Entries taken from a collection
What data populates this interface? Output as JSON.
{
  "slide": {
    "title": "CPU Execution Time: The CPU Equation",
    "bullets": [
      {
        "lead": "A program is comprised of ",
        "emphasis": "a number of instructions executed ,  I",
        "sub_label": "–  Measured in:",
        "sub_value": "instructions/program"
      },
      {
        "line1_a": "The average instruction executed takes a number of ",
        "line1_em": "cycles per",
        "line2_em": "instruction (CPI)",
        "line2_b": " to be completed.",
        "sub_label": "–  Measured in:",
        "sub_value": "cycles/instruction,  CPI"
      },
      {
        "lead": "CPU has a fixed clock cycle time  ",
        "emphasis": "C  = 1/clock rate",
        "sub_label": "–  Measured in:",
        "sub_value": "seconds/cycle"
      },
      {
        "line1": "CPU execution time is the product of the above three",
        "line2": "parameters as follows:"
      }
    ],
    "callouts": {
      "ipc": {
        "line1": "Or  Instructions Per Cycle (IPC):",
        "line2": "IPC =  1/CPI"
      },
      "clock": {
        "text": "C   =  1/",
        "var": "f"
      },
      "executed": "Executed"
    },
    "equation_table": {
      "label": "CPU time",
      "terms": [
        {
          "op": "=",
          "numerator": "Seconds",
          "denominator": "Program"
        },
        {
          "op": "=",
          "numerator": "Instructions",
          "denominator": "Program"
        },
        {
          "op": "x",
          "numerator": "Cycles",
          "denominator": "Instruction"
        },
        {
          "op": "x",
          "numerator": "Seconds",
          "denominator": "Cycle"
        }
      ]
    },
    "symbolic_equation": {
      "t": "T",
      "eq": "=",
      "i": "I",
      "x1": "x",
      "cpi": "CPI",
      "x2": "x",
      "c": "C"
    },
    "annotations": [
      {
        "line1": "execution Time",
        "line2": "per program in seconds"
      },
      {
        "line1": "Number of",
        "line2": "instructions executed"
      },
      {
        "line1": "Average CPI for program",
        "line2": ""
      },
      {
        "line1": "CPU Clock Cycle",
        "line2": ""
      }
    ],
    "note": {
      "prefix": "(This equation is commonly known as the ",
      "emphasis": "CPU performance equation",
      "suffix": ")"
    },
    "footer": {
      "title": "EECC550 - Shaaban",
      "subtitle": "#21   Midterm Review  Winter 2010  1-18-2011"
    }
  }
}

» **TASK**
Determine the number of lines containing "lead". Write only that number.

» **OUTPUT BELOW**
2